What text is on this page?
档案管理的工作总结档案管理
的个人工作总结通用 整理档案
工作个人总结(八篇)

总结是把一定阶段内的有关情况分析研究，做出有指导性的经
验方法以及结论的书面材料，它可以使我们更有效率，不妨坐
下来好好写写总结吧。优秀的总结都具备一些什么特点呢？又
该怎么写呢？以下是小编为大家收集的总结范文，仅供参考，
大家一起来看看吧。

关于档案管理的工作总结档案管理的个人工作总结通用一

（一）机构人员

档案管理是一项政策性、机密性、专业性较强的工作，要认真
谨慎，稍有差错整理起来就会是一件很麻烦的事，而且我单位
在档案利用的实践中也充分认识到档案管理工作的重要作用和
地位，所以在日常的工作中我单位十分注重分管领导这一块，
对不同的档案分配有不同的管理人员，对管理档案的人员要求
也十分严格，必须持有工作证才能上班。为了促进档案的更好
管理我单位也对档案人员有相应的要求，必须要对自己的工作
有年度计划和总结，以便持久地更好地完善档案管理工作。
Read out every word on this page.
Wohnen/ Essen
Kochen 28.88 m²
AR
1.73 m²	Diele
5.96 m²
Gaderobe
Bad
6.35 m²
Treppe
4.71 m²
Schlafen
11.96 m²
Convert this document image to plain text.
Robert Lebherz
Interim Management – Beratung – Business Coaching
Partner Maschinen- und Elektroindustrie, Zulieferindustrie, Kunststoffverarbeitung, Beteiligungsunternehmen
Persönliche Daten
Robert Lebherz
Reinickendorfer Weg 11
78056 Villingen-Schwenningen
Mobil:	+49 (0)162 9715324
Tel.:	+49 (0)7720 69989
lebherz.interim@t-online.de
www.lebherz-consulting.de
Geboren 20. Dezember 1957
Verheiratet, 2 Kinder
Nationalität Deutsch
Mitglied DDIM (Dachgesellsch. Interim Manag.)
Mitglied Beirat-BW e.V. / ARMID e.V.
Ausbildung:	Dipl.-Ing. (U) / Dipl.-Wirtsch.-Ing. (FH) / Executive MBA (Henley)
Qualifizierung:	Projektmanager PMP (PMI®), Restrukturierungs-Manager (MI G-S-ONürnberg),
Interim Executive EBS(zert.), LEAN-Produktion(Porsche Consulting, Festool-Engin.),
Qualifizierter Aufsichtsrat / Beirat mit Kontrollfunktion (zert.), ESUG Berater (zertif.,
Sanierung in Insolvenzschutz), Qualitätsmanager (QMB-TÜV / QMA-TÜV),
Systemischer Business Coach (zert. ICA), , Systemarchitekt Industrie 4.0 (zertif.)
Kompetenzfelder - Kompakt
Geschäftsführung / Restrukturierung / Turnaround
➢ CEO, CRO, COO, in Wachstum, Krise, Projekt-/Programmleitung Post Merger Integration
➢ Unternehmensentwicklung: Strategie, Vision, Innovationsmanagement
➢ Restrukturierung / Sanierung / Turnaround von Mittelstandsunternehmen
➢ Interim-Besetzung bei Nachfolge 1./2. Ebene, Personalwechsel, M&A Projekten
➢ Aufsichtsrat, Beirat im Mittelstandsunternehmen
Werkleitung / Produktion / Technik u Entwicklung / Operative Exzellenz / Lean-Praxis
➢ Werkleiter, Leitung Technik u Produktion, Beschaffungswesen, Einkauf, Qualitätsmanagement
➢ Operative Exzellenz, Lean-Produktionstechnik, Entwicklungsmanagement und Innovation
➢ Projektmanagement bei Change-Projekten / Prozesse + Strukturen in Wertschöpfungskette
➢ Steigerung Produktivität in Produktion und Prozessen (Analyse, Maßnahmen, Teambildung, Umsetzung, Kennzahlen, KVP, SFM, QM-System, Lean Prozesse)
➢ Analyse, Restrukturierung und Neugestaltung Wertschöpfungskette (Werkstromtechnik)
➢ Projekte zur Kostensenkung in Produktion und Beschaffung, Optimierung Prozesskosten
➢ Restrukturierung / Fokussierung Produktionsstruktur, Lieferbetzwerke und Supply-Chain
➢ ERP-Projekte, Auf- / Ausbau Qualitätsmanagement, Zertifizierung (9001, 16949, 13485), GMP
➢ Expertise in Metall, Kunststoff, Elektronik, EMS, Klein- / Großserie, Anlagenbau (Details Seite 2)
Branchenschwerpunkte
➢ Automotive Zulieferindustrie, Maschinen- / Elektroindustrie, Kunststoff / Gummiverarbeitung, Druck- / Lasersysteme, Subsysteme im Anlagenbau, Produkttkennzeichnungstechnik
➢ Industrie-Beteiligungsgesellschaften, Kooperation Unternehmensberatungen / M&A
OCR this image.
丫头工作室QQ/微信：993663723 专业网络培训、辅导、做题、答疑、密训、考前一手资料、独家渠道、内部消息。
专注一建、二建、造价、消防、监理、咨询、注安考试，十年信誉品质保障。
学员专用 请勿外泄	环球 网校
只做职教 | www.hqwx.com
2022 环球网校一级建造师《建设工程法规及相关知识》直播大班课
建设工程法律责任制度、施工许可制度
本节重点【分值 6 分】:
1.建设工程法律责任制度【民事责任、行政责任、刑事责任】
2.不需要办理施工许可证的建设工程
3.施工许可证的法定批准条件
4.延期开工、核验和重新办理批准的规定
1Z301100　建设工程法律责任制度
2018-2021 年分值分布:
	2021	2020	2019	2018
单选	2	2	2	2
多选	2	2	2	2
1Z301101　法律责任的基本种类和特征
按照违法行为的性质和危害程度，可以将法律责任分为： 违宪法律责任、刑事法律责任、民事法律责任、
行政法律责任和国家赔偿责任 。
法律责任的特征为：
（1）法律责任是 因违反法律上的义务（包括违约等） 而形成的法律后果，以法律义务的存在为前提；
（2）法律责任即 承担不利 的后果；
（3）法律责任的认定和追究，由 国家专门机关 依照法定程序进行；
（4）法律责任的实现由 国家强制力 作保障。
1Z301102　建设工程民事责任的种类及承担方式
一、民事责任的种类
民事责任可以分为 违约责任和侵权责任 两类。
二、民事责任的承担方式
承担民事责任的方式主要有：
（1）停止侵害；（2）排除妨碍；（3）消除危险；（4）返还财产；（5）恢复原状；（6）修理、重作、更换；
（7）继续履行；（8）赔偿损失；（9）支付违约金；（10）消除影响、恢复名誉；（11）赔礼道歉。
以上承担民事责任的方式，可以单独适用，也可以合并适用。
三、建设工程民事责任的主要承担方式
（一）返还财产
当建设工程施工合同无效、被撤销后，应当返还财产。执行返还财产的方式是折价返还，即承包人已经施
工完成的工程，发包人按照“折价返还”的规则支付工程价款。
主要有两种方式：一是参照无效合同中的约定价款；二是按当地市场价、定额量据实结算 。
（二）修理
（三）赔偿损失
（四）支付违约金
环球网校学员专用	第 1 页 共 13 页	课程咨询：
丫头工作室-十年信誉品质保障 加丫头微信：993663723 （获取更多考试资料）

=== EXERCISE PROMPT ===
For each line of the entries that includes "image", show that line.

=== RESPONSE TO THE EXERCISE ===
Convert this document image to plain text.
OCR this image.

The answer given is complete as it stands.